■ **Exercise description**
The answer should be a single number: how many lines of the entries below hold the word "JSON".

■ **Working data**

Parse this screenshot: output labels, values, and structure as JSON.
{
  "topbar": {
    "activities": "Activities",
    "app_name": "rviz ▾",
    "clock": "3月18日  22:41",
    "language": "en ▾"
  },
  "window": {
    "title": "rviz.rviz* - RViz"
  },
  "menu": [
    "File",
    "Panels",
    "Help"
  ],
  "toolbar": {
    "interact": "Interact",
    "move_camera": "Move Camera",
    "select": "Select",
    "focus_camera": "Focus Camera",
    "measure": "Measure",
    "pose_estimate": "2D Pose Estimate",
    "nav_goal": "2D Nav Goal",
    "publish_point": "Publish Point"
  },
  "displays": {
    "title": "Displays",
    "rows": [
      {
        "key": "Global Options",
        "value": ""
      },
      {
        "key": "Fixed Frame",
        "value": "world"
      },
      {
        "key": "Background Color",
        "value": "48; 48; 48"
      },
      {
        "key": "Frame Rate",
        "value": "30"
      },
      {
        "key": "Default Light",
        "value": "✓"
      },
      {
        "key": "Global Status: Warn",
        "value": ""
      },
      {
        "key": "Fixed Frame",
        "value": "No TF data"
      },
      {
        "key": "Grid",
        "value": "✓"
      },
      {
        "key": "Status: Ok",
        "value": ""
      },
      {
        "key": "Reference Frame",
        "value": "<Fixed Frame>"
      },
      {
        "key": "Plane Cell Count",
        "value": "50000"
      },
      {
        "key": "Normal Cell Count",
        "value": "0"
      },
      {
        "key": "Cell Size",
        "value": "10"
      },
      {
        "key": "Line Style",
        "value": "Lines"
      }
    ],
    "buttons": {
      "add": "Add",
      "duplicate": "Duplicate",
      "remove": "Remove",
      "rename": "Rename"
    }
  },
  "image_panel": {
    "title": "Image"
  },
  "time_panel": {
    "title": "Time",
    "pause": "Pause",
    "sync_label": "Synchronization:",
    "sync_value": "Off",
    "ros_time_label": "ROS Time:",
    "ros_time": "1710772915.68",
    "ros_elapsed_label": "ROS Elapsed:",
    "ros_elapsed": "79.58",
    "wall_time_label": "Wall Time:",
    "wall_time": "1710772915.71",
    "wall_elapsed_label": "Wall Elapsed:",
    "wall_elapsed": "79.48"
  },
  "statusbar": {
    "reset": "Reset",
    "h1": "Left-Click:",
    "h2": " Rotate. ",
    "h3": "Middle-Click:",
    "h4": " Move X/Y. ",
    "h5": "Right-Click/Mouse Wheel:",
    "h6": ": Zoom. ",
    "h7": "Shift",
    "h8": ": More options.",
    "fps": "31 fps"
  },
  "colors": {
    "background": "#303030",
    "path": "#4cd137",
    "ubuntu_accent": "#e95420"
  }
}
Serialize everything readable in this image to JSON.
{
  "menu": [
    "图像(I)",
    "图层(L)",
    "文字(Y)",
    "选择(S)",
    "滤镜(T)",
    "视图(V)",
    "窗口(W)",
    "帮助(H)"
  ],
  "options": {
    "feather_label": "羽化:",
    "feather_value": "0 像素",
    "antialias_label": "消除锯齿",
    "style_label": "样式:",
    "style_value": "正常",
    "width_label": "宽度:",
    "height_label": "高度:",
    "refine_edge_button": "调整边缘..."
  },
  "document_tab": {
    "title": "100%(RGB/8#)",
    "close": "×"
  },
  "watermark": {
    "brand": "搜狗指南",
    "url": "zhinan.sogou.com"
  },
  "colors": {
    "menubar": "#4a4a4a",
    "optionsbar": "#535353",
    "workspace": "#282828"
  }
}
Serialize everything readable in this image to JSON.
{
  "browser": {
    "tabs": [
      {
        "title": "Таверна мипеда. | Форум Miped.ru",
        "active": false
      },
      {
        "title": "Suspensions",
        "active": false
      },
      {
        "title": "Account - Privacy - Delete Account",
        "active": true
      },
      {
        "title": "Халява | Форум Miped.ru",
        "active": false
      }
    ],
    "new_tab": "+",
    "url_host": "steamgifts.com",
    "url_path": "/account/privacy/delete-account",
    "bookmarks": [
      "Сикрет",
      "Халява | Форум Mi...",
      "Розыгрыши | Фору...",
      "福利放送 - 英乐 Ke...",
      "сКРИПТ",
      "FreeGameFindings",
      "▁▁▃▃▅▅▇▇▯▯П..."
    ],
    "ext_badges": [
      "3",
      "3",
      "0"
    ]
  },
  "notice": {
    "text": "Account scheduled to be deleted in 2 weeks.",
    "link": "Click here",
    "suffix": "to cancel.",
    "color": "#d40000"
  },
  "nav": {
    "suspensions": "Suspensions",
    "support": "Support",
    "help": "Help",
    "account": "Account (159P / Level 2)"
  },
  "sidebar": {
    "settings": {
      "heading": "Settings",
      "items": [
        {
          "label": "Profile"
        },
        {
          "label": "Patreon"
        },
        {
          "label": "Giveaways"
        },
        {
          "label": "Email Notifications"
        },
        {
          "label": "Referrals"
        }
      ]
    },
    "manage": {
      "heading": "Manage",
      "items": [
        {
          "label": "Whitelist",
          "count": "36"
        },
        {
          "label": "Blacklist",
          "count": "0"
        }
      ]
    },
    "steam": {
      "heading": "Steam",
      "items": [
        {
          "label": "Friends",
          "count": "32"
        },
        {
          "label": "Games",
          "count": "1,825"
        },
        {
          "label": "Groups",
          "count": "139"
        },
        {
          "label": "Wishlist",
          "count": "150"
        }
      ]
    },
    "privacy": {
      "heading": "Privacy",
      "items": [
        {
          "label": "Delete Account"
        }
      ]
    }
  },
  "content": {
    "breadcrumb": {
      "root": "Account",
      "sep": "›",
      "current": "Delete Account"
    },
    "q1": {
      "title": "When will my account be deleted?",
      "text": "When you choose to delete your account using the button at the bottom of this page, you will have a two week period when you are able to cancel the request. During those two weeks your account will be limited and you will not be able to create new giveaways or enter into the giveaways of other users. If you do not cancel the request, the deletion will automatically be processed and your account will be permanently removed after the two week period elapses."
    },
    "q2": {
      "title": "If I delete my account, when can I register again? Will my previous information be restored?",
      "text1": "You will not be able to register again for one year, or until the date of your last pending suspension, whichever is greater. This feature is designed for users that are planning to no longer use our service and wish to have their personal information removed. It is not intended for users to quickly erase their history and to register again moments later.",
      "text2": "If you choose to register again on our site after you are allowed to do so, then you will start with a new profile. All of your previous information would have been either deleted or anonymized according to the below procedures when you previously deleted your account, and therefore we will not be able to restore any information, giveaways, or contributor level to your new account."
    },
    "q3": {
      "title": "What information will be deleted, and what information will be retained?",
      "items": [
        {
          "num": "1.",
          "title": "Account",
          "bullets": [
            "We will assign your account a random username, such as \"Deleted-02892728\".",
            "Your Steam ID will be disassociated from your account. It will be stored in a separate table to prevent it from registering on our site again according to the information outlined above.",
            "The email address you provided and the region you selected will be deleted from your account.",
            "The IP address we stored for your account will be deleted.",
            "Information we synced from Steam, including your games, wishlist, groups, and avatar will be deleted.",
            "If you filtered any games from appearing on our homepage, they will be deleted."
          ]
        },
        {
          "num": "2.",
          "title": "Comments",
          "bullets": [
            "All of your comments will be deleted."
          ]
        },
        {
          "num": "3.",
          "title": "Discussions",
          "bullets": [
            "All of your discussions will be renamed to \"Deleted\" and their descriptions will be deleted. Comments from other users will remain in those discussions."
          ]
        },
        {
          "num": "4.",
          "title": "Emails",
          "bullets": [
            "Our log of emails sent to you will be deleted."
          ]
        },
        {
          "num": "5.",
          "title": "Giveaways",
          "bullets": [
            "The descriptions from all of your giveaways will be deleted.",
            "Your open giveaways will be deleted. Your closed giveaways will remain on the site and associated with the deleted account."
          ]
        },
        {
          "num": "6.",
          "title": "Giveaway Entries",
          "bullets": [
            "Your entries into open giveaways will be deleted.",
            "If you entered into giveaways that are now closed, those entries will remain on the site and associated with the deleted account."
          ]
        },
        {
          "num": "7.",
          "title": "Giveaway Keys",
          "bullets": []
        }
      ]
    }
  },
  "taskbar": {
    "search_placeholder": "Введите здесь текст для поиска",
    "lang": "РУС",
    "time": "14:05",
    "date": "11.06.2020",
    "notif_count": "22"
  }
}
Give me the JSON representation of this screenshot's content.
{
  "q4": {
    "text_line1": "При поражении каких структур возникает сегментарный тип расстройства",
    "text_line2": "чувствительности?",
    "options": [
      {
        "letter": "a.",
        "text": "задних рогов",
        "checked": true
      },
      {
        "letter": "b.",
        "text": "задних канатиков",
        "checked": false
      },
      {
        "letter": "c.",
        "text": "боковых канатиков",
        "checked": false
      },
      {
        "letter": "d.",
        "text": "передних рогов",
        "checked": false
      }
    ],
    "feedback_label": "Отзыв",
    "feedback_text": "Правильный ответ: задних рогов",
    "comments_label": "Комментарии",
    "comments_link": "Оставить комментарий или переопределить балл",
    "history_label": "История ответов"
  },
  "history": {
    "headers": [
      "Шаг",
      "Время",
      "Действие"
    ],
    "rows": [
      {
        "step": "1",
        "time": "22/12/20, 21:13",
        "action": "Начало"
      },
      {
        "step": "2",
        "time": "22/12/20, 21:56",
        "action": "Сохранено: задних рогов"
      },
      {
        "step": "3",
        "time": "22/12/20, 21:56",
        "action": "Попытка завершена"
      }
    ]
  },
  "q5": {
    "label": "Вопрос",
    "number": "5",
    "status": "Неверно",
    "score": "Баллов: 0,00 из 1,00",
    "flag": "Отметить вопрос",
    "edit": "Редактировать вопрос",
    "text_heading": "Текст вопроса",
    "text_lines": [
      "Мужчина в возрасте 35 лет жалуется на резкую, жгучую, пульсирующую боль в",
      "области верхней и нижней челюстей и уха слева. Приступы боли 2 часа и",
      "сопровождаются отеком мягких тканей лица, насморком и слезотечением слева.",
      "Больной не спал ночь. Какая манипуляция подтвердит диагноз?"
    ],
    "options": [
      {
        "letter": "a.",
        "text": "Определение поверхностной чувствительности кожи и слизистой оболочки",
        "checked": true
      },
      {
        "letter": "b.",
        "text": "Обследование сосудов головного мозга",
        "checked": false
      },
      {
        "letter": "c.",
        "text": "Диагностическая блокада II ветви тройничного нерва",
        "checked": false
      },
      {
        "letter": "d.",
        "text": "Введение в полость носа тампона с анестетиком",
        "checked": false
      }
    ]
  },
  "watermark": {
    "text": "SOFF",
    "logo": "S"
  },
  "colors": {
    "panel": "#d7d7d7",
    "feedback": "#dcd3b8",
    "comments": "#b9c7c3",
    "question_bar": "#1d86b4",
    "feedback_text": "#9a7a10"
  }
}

■ **Solution to the exercise**
4